Required task -> Skip the pictures. Repeat everything else in the records word for word.

═══ Given information

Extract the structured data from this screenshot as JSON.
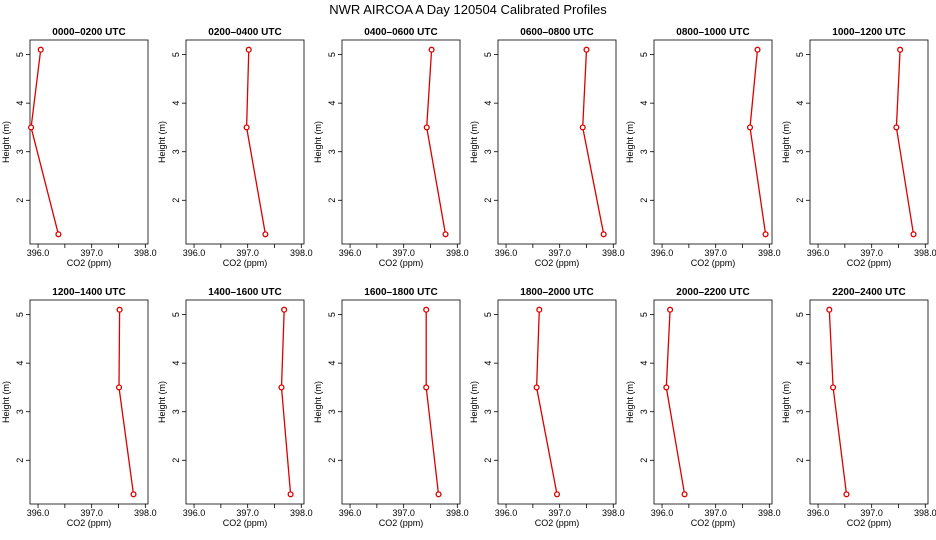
{
  "title": "NWR AIRCOA A  Day 120504  Calibrated Profiles",
  "colors": {
    "line": "#dd0000",
    "marker": "#dd0000",
    "axis": "#000000",
    "background": "#ffffff"
  },
  "chart_data": {
    "type": "line",
    "xlabel": "CO2 (ppm)",
    "ylabel": "Height (m)",
    "xlim": [
      395.85,
      398.05
    ],
    "ylim": [
      1.1,
      5.3
    ],
    "x_ticks": [
      396.0,
      396.5,
      397.0,
      397.5,
      398.0
    ],
    "x_tick_labels": [
      "396.0",
      "",
      "397.0",
      "",
      "398.0"
    ],
    "y_ticks": [
      2,
      3,
      4,
      5
    ],
    "y_tick_labels": [
      "2",
      "3",
      "4",
      "5"
    ],
    "heights": [
      5.1,
      3.5,
      1.3
    ],
    "panels": [
      {
        "title": "0000–0200 UTC",
        "co2": [
          396.05,
          395.87,
          396.38
        ]
      },
      {
        "title": "0200–0400 UTC",
        "co2": [
          397.02,
          396.98,
          397.33
        ]
      },
      {
        "title": "0400–0600 UTC",
        "co2": [
          397.52,
          397.43,
          397.78
        ]
      },
      {
        "title": "0600–0800 UTC",
        "co2": [
          397.5,
          397.43,
          397.82
        ]
      },
      {
        "title": "0800–1000 UTC",
        "co2": [
          397.78,
          397.64,
          397.93
        ]
      },
      {
        "title": "1000–1200 UTC",
        "co2": [
          397.53,
          397.46,
          397.78
        ]
      },
      {
        "title": "1200–1400 UTC",
        "co2": [
          397.52,
          397.51,
          397.78
        ]
      },
      {
        "title": "1400–1600 UTC",
        "co2": [
          397.68,
          397.63,
          397.8
        ]
      },
      {
        "title": "1600–1800 UTC",
        "co2": [
          397.42,
          397.42,
          397.65
        ]
      },
      {
        "title": "1800–2000 UTC",
        "co2": [
          396.62,
          396.57,
          396.95
        ]
      },
      {
        "title": "2000–2200 UTC",
        "co2": [
          396.15,
          396.08,
          396.42
        ]
      },
      {
        "title": "2200–2400 UTC",
        "co2": [
          396.21,
          396.28,
          396.53
        ]
      }
    ]
  }
}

══════

Expected answer ->
Extract the structured data from this screenshot as JSON.
{
  "title": "NWR AIRCOA A  Day 120504  Calibrated Profiles",
  "colors": {
    "line": "#dd0000",
    "marker": "#dd0000",
    "axis": "#000000",
    "background": "#ffffff"
  },
  "chart_data": {
    "type": "line",
    "xlabel": "CO2 (ppm)",
    "ylabel": "Height (m)",
    "xlim": [
      395.85,
      398.05
    ],
    "ylim": [
      1.1,
      5.3
    ],
    "x_ticks": [
      396.0,
      396.5,
      397.0,
      397.5,
      398.0
    ],
    "x_tick_labels": [
      "396.0",
      "",
      "397.0",
      "",
      "398.0"
    ],
    "y_ticks": [
      2,
      3,
      4,
      5
    ],
    "y_tick_labels": [
      "2",
      "3",
      "4",
      "5"
    ],
    "heights": [
      5.1,
      3.5,
      1.3
    ],
    "panels": [
      {
        "title": "0000–0200 UTC",
        "co2": [
          396.05,
          395.87,
          396.38
        ]
      },
      {
        "title": "0200–0400 UTC",
        "co2": [
          397.02,
          396.98,
          397.33
        ]
      },
      {
        "title": "0400–0600 UTC",
        "co2": [
          397.52,
          397.43,
          397.78
        ]
      },
      {
        "title": "0600–0800 UTC",
        "co2": [
          397.5,
          397.43,
          397.82
        ]
      },
      {
        "title": "0800–1000 UTC",
        "co2": [
          397.78,
          397.64,
          397.93
        ]
      },
      {
        "title": "1000–1200 UTC",
        "co2": [
          397.53,
          397.46,
          397.78
        ]
      },
      {
        "title": "1200–1400 UTC",
        "co2": [
          397.52,
          397.51,
          397.78
        ]
      },
      {
        "title": "1400–1600 UTC",
        "co2": [
          397.68,
          397.63,
          397.8
        ]
      },
      {
        "title": "1600–1800 UTC",
        "co2": [
          397.42,
          397.42,
          397.65
        ]
      },
      {
        "title": "1800–2000 UTC",
        "co2": [
          396.62,
          396.57,
          396.95
        ]
      },
      {
        "title": "2000–2200 UTC",
        "co2": [
          396.15,
          396.08,
          396.42
        ]
      },
      {
        "title": "2200–2400 UTC",
        "co2": [
          396.21,
          396.28,
          396.53
        ]
      }
    ]
  }
}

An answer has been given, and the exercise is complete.